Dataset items
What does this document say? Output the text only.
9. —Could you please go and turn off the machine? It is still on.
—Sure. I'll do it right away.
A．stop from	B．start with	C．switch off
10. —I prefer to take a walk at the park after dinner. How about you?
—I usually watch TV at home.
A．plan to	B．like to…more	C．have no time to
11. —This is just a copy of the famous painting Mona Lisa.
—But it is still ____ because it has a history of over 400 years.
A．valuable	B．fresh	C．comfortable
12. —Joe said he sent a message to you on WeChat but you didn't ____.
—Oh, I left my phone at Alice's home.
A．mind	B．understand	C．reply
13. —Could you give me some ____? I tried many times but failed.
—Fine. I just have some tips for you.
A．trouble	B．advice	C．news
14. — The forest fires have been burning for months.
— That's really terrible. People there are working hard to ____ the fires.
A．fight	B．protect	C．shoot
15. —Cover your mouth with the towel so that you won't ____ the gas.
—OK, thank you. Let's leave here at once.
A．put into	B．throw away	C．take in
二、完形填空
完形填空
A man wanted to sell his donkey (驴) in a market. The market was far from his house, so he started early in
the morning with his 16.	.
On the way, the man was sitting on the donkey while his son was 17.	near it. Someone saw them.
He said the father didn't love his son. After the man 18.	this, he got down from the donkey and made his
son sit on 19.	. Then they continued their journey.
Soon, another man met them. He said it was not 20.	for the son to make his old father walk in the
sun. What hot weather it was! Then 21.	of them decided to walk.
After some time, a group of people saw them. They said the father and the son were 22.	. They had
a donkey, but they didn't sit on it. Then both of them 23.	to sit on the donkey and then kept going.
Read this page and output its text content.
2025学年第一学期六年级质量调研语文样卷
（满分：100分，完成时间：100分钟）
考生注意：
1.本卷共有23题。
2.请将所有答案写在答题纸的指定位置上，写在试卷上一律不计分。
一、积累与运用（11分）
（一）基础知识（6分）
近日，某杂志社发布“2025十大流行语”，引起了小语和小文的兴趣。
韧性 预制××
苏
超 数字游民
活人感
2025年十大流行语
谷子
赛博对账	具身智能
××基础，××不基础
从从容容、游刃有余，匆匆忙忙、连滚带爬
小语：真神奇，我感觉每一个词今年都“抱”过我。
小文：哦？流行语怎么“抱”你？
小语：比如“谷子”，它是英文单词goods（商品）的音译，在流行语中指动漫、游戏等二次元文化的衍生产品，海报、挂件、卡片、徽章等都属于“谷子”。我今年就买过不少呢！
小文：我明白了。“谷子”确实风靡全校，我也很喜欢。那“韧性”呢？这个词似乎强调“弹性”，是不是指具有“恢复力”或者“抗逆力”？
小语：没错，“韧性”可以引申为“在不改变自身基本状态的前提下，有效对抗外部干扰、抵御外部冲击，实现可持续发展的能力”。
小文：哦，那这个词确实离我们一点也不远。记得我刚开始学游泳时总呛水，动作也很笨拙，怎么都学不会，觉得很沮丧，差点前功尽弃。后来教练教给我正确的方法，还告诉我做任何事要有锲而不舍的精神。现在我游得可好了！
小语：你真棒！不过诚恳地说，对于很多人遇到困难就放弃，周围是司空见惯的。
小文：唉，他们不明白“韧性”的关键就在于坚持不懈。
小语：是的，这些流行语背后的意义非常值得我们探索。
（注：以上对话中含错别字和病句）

**EXERCISE DESCRIPTION:** Return every entry verbatim.

**ANSWER TO THE EXERCISE:**
What does this document say? Output the text only.
9. —Could you please go and turn off the machine? It is still on.
—Sure. I'll do it right away.
A．stop from	B．start with	C．switch off
10. —I prefer to take a walk at the park after dinner. How about you?
—I usually watch TV at home.
A．plan to	B．like to…more	C．have no time to
11. —This is just a copy of the famous painting Mona Lisa.
—But it is still ____ because it has a history of over 400 years.
A．valuable	B．fresh	C．comfortable
12. —Joe said he sent a message to you on WeChat but you didn't ____.
—Oh, I left my phone at Alice's home.
A．mind	B．understand	C．reply
13. —Could you give me some ____? I tried many times but failed.
—Fine. I just have some tips for you.
A．trouble	B．advice	C．news
14. — The forest fires have been burning for months.
— That's really terrible. People there are working hard to ____ the fires.
A．fight	B．protect	C．shoot
15. —Cover your mouth with the towel so that you won't ____ the gas.
—OK, thank you. Let's leave here at once.
A．put into	B．throw away	C．take in
二、完形填空
完形填空
A man wanted to sell his donkey (驴) in a market. The market was far from his house, so he started early in
the morning with his 16.	.
On the way, the man was sitting on the donkey while his son was 17.	near it. Someone saw them.
He said the father didn't love his son. After the man 18.	this, he got down from the donkey and made his
son sit on 19.	. Then they continued their journey.
Soon, another man met them. He said it was not 20.	for the son to make his old father walk in the
sun. What hot weather it was! Then 21.	of them decided to walk.
After some time, a group of people saw them. They said the father and the son were 22.	. They had
a donkey, but they didn't sit on it. Then both of them 23.	to sit on the donkey and then kept going.
Read this page and output its text content.
2025学年第一学期六年级质量调研语文样卷
（满分：100分，完成时间：100分钟）
考生注意：
1.本卷共有23题。
2.请将所有答案写在答题纸的指定位置上，写在试卷上一律不计分。
一、积累与运用（11分）
（一）基础知识（6分）
近日，某杂志社发布“2025十大流行语”，引起了小语和小文的兴趣。
韧性 预制××
苏
超 数字游民
活人感
2025年十大流行语
谷子
赛博对账	具身智能
××基础，××不基础
从从容容、游刃有余，匆匆忙忙、连滚带爬
小语：真神奇，我感觉每一个词今年都“抱”过我。
小文：哦？流行语怎么“抱”你？
小语：比如“谷子”，它是英文单词goods（商品）的音译，在流行语中指动漫、游戏等二次元文化的衍生产品，海报、挂件、卡片、徽章等都属于“谷子”。我今年就买过不少呢！
小文：我明白了。“谷子”确实风靡全校，我也很喜欢。那“韧性”呢？这个词似乎强调“弹性”，是不是指具有“恢复力”或者“抗逆力”？
小语：没错，“韧性”可以引申为“在不改变自身基本状态的前提下，有效对抗外部干扰、抵御外部冲击，实现可持续发展的能力”。
小文：哦，那这个词确实离我们一点也不远。记得我刚开始学游泳时总呛水，动作也很笨拙，怎么都学不会，觉得很沮丧，差点前功尽弃。后来教练教给我正确的方法，还告诉我做任何事要有锲而不舍的精神。现在我游得可好了！
小语：你真棒！不过诚恳地说，对于很多人遇到困难就放弃，周围是司空见惯的。
小文：唉，他们不明白“韧性”的关键就在于坚持不懈。
小语：是的，这些流行语背后的意义非常值得我们探索。
（注：以上对话中含错别字和病句）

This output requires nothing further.